**Work to be completed**
Search the material for "Ponyboy" and show all lines that contain it.
-- Start of Provided data --
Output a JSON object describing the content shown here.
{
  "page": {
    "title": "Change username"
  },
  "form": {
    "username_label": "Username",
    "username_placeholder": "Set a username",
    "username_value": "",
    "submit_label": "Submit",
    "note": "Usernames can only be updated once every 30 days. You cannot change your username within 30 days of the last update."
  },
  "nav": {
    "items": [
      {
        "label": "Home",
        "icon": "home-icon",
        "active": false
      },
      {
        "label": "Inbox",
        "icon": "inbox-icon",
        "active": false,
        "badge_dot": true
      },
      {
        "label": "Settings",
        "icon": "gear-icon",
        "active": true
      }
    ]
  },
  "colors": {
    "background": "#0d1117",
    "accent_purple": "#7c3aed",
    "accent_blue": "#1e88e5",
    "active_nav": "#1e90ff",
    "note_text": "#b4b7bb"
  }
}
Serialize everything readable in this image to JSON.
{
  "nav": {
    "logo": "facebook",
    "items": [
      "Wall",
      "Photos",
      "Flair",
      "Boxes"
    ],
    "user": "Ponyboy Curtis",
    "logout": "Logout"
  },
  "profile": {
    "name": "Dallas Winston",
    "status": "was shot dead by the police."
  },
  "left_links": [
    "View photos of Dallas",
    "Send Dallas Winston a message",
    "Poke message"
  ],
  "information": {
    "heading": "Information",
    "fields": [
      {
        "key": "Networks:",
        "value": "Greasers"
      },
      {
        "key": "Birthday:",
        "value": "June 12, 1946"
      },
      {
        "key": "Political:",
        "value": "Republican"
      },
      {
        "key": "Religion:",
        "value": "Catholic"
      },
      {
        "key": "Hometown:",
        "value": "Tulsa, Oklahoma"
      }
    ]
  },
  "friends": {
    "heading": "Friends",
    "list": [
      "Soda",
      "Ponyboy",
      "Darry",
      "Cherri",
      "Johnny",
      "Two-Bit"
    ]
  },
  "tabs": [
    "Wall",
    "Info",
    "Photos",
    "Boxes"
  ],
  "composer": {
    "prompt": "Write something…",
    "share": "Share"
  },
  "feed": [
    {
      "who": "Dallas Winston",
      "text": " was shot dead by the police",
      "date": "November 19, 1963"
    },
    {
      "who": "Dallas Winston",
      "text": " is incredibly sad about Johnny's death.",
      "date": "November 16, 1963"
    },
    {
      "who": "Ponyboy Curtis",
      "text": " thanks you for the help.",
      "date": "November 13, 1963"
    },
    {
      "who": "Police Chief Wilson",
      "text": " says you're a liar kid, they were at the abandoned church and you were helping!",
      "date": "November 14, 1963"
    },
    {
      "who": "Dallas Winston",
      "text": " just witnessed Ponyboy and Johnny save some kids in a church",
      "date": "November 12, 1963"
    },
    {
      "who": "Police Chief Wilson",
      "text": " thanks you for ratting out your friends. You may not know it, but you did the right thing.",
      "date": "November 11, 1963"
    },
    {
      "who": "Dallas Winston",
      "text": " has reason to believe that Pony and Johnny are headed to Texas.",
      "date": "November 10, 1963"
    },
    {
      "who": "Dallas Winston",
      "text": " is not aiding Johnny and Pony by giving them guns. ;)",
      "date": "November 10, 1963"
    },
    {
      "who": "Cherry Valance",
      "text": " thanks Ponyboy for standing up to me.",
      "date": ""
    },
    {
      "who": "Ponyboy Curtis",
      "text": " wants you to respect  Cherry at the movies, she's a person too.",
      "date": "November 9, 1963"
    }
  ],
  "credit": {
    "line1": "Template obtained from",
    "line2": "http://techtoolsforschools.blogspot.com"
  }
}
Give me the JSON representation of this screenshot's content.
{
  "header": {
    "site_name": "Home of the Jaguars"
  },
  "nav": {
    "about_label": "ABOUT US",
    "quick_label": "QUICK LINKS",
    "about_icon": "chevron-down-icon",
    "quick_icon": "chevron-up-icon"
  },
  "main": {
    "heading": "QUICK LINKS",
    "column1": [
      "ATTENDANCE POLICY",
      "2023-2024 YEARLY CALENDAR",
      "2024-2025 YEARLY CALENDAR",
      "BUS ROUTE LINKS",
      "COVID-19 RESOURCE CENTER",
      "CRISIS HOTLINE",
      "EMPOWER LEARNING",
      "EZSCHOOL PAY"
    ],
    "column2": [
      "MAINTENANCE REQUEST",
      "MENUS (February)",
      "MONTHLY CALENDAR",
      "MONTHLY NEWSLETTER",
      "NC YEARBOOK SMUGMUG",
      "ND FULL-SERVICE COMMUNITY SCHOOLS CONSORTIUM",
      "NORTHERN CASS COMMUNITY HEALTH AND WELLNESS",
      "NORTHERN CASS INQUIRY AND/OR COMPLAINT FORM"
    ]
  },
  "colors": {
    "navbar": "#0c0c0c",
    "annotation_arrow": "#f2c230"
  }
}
-- End of Provided data --
**In response**
    "user": "Ponyboy Curtis",
      "Ponyboy",
      "who": "Ponyboy Curtis",
      "text": " just witnessed Ponyboy and Johnny save some kids in a church",
      "text": " thanks Ponyboy for standing up to me.",
      "who": "Ponyboy Curtis",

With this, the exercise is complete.